EXERCISE INPUTS:
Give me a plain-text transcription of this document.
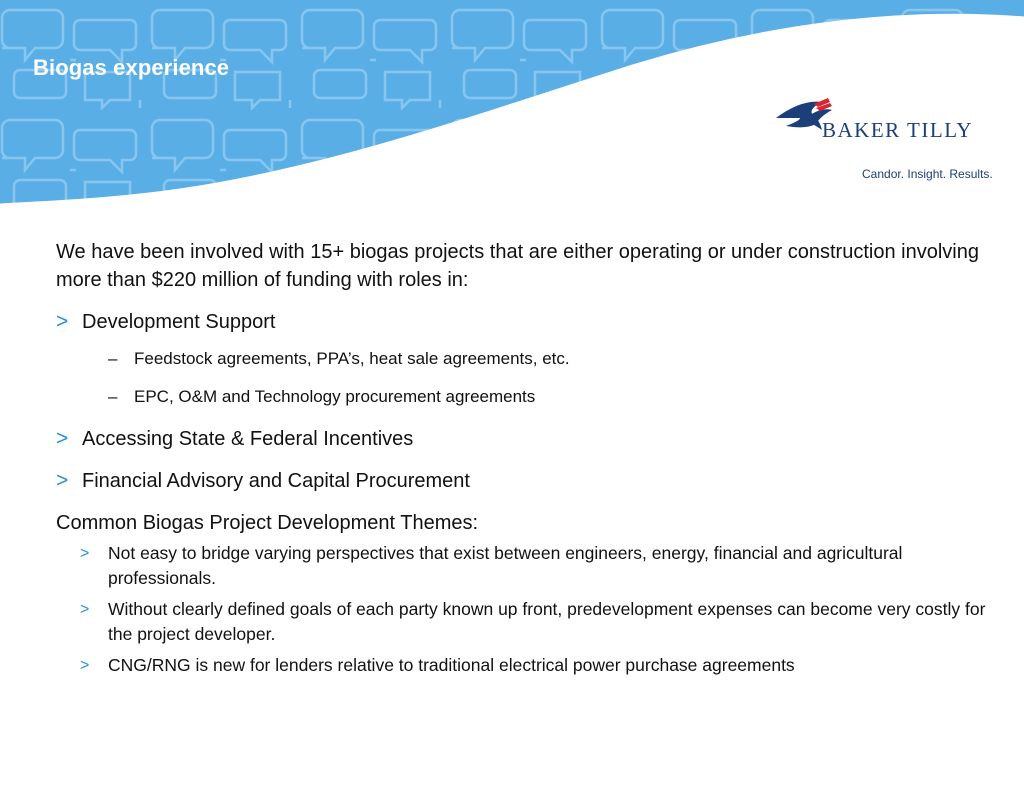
Biogas experience
BAKER TILLY
Candor. Insight. Results.

We have been involved with 15+ biogas projects that are either operating or under construction involving more than $220 million of funding with roles in:

> Development Support
– Feedstock agreements, PPA’s, heat sale agreements, etc.
– EPC, O&M and Technology procurement agreements
> Accessing State & Federal Incentives
> Financial Advisory and Capital Procurement
Common Biogas Project Development Themes:
> Not easy to bridge varying perspectives that exist between engineers, energy, financial and agricultural professionals.
> Without clearly defined goals of each party known up front, predevelopment expenses can become very costly for the project developer.
> CNG/RNG is new for lenders relative to traditional electrical power purchase agreements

PROBLEM STATEMENT:
Leaving out the pictures, repeat the data above exactly.

COMPLETE RESPONSE:
Give me a plain-text transcription of this document.
Biogas experience
BAKER TILLY
Candor. Insight. Results.

We have been involved with 15+ biogas projects that are either operating or under construction involving more than $220 million of funding with roles in:

> Development Support
– Feedstock agreements, PPA’s, heat sale agreements, etc.
– EPC, O&M and Technology procurement agreements
> Accessing State & Federal Incentives
> Financial Advisory and Capital Procurement
Common Biogas Project Development Themes:
> Not easy to bridge varying perspectives that exist between engineers, energy, financial and agricultural professionals.
> Without clearly defined goals of each party known up front, predevelopment expenses can become very costly for the project developer.
> CNG/RNG is new for lenders relative to traditional electrical power purchase agreements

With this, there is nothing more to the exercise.